Pick every line from the data that holds the word "hijos".

(Listing)
*****
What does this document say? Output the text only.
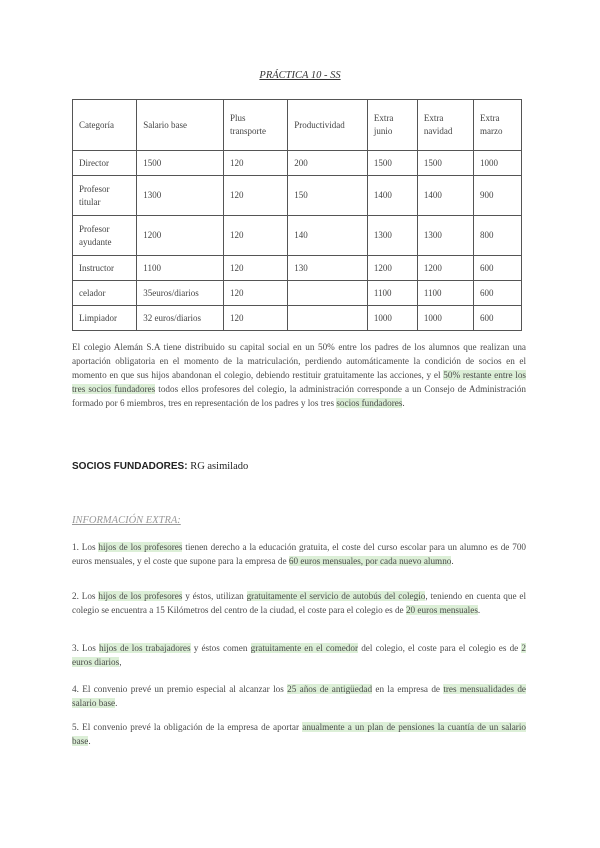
PRÁCTICA 10 - SS
Categoría	Salario base	Plus transporte	Productividad	Extra junio	Extra navidad	Extra marzo
Director	1500	120	200	1500	1500	1000
Profesor titular	1300	120	150	1400	1400	900
Profesor ayudante	1200	120	140	1300	1300	800
Instructor	1100	120	130	1200	1200	600
celador	35euros/diarios	120		1100	1100	600
Limpiador	32 euros/diarios	120		1000	1000	600

El colegio Alemán S.A tiene distribuido su capital social en un 50% entre los padres de los alumnos que realizan una aportación obligatoria en el momento de la matriculación, perdiendo automáticamente la condición de socios en el momento en que sus hijos abandonan el colegio, debiendo restituir gratuitamente las acciones, y el 50% restante entre los tres socios fundadores todos ellos profesores del colegio, la administración corresponde a un Consejo de Administración formado por 6 miembros, tres en representación de los padres y los tres socios fundadores.

SOCIOS FUNDADORES: RG asimilado
INFORMACIÓN EXTRA:

1. Los hijos de los profesores tienen derecho a la educación gratuita, el coste del curso escolar para un alumno es de 700 euros mensuales, y el coste que supone para la empresa de 60 euros mensuales, por cada nuevo alumno.

2. Los hijos de los profesores y éstos, utilizan gratuitamente el servicio de autobús del colegio, teniendo en cuenta que el colegio se encuentra a 15 Kilómetros del centro de la ciudad, el coste para el colegio es de 20 euros mensuales.

3. Los hijos de los trabajadores y éstos comen gratuitamente en el comedor del colegio, el coste para el colegio es de 2 euros diarios,

4. El convenio prevé un premio especial al alcanzar los 25 años de antigüedad en la empresa de tres mensualidades de salario base.

5. El convenio prevé la obligación de la empresa de aportar anualmente a un plan de pensiones la cuantía de un salario base.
*****
(Problem solution)
El colegio Alemán S.A tiene distribuido su capital social en un 50% entre los padres de los alumnos que realizan una aportación obligatoria en el momento de la matriculación, perdiendo automáticamente la condición de socios en el momento en que sus hijos abandonan el colegio, debiendo restituir gratuitamente las acciones, y el 50% restante entre los tres socios fundadores todos ellos profesores del colegio, la administración corresponde a un Consejo de Administración formado por 6 miembros, tres en representación de los padres y los tres socios fundadores.
1. Los hijos de los profesores tienen derecho a la educación gratuita, el coste del curso escolar para un alumno es de 700 euros mensuales, y el coste que supone para la empresa de 60 euros mensuales, por cada nuevo alumno.
2. Los hijos de los profesores y éstos, utilizan gratuitamente el servicio de autobús del colegio, teniendo en cuenta que el colegio se encuentra a 15 Kilómetros del centro de la ciudad, el coste para el colegio es de 20 euros mensuales.
3. Los hijos de los trabajadores y éstos comen gratuitamente en el comedor del colegio, el coste para el colegio es de 2 euros diarios,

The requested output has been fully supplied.